Copy out each line that has "test" in it.
——————
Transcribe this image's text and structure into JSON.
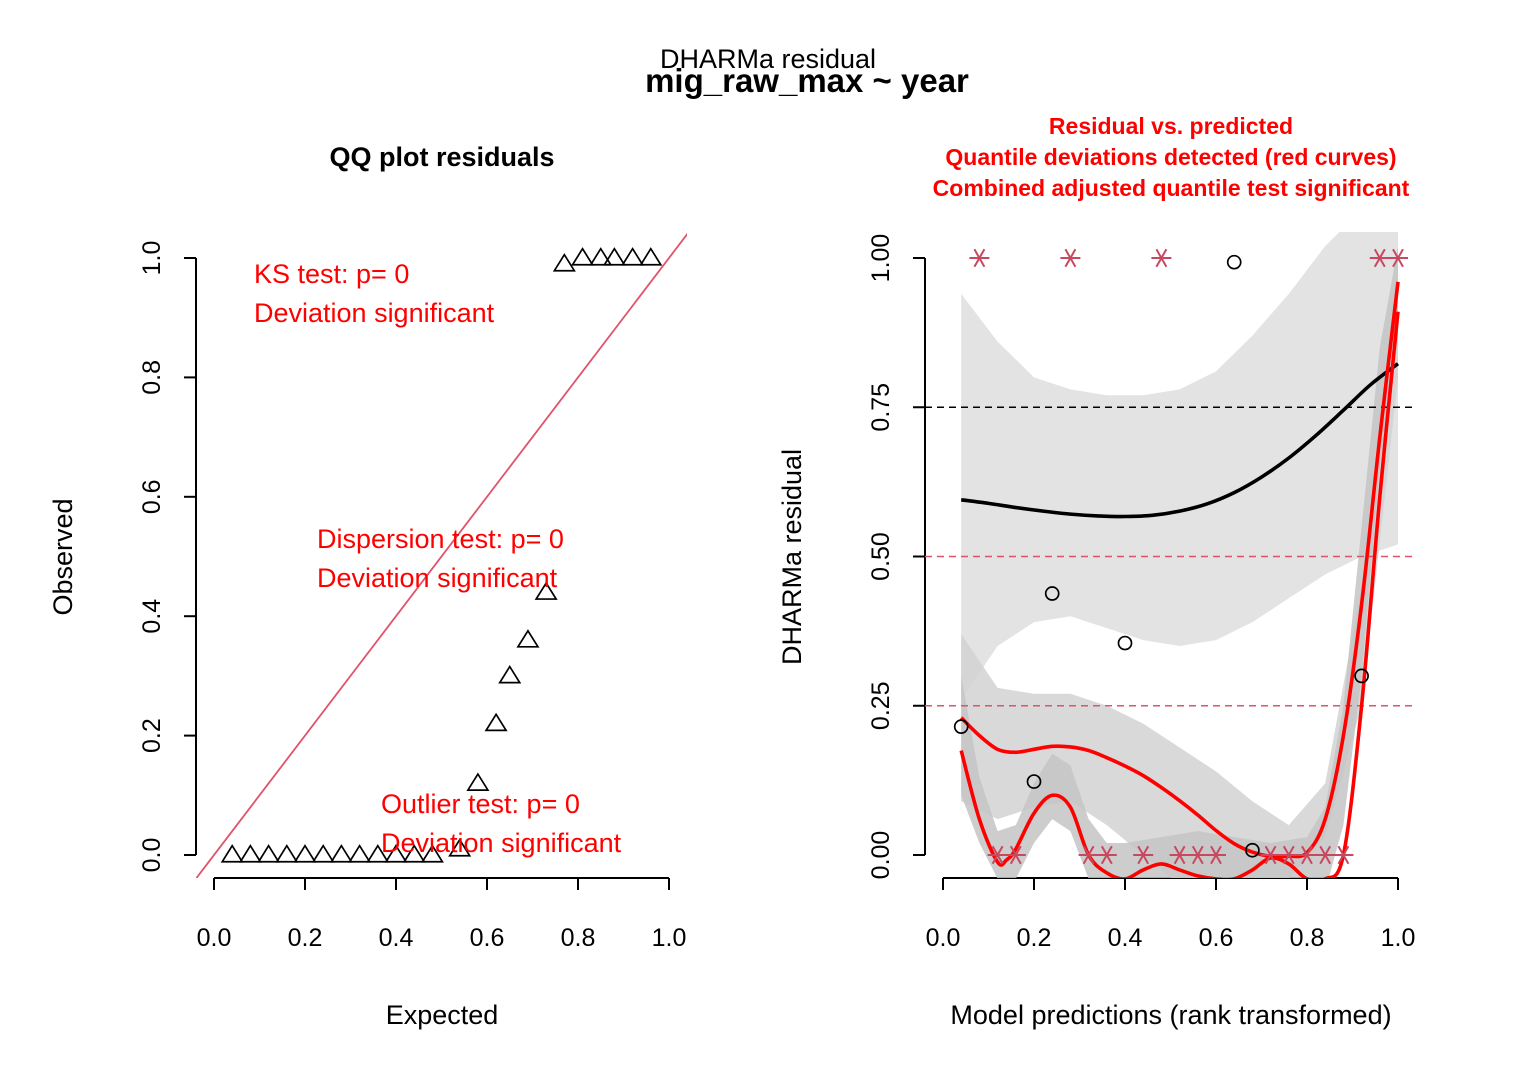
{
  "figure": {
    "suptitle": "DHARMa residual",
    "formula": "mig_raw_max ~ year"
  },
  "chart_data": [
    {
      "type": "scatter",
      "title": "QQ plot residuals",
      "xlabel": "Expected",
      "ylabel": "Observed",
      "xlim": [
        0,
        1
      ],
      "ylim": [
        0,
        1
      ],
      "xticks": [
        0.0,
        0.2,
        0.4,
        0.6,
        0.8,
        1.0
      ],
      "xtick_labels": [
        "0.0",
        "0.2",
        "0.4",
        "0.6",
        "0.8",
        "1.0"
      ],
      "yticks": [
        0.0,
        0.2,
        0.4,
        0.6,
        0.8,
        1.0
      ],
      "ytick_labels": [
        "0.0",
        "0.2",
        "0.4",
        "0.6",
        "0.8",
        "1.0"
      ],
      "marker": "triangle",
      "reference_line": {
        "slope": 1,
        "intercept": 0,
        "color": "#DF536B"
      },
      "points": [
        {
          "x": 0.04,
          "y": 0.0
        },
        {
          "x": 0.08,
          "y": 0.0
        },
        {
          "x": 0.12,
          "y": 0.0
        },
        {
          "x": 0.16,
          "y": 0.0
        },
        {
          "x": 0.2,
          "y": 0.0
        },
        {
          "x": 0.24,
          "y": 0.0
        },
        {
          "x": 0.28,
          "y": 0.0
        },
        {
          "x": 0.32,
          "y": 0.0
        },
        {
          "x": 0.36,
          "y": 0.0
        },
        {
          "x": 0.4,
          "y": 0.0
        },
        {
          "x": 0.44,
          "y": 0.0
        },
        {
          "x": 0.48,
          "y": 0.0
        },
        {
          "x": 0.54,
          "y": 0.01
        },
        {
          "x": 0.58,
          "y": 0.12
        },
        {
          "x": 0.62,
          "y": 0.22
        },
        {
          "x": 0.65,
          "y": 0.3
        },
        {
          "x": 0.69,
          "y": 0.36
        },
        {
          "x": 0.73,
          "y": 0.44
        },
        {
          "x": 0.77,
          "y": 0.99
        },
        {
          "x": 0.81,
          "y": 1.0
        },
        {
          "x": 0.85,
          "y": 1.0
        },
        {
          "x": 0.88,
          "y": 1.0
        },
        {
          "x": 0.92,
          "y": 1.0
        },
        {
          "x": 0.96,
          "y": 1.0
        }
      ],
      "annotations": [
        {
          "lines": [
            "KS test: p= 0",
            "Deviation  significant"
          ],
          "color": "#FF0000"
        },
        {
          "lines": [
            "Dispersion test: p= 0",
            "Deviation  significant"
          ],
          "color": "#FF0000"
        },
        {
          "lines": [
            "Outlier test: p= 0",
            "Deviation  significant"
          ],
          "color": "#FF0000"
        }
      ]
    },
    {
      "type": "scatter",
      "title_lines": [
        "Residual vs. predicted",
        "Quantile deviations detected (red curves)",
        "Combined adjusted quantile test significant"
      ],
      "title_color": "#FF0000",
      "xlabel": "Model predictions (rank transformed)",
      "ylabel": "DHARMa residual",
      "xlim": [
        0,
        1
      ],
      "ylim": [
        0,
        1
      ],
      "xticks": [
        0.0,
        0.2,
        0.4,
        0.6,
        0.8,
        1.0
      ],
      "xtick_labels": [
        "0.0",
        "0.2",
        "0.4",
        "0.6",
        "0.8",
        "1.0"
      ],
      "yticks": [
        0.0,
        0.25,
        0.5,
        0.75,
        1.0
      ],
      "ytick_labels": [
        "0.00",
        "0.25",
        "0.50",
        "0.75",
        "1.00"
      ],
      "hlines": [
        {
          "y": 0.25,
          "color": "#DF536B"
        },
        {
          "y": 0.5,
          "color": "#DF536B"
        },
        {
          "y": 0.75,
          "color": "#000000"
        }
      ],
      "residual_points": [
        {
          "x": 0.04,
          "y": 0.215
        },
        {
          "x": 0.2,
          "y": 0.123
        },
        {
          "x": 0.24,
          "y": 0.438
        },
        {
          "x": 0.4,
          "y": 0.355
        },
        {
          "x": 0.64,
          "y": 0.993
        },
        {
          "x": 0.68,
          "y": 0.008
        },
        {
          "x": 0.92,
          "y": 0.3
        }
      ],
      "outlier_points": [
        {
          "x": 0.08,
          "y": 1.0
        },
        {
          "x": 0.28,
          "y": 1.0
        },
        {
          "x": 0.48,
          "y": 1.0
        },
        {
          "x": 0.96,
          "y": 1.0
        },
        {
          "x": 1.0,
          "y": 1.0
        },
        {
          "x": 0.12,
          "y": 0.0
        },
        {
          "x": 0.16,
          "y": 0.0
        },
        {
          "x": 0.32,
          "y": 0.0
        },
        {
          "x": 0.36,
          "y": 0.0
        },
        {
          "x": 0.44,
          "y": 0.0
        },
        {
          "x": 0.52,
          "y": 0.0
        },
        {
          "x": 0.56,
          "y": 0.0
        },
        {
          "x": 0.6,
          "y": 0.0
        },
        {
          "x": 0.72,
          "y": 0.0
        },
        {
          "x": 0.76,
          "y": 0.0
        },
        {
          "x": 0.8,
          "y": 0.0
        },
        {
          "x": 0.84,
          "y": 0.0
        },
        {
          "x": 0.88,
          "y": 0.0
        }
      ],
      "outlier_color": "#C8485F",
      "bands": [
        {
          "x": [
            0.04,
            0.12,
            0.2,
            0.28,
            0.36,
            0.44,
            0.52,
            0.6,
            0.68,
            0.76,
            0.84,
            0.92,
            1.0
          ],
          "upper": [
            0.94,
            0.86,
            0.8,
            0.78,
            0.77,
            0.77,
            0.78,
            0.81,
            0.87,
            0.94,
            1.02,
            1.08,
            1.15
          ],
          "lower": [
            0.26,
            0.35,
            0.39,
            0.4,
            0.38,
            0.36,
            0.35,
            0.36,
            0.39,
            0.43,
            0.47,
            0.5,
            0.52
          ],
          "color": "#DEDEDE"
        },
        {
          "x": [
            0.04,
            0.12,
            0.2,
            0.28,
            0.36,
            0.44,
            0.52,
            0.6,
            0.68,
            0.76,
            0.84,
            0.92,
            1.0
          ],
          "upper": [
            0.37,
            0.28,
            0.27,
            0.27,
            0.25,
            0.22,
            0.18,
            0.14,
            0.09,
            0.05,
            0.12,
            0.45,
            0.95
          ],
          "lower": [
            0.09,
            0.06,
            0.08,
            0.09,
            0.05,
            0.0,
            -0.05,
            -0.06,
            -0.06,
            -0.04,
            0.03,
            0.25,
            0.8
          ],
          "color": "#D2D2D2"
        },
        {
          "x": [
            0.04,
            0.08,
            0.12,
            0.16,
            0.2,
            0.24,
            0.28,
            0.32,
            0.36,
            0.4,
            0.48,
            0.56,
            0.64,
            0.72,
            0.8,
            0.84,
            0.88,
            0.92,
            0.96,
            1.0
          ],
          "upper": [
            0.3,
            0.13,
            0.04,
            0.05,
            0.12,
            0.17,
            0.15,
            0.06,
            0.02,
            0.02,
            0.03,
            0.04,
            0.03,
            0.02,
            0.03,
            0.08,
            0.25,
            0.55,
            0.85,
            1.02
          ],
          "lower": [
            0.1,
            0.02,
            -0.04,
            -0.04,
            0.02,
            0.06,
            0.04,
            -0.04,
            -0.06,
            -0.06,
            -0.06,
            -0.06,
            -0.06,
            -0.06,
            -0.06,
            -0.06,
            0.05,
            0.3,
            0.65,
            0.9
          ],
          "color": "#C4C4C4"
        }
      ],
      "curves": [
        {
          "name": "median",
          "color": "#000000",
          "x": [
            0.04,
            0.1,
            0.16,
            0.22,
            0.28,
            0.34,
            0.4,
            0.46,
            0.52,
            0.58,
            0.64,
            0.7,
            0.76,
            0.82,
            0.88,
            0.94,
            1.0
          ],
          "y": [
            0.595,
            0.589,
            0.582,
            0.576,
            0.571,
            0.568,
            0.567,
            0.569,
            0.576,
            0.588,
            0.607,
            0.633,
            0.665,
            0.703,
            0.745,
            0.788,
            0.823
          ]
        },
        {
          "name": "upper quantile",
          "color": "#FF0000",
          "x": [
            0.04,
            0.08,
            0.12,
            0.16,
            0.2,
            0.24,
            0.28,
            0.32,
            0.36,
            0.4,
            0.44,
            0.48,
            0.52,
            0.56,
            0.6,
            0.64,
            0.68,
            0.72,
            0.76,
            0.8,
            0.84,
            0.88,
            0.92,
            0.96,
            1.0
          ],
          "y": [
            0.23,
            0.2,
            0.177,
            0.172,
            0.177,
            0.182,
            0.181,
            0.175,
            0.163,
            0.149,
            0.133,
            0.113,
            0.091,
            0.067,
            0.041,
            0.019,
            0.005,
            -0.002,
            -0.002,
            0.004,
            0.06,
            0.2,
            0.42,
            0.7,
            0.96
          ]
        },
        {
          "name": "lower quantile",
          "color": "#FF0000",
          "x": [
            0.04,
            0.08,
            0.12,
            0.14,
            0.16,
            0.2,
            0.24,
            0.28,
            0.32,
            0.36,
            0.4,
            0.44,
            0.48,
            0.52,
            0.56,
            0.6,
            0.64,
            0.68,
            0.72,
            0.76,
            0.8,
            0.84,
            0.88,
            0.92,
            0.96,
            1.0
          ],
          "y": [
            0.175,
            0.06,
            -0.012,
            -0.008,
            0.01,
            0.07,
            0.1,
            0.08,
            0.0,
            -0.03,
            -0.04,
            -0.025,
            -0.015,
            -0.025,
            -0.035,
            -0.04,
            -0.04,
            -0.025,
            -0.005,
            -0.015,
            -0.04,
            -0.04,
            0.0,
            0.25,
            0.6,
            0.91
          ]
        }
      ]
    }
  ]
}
——————
### Reply to the exercise
            "KS test: p= 0",
            "Dispersion test: p= 0",
            "Outlier test: p= 0",
        "Combined adjusted quantile test significant"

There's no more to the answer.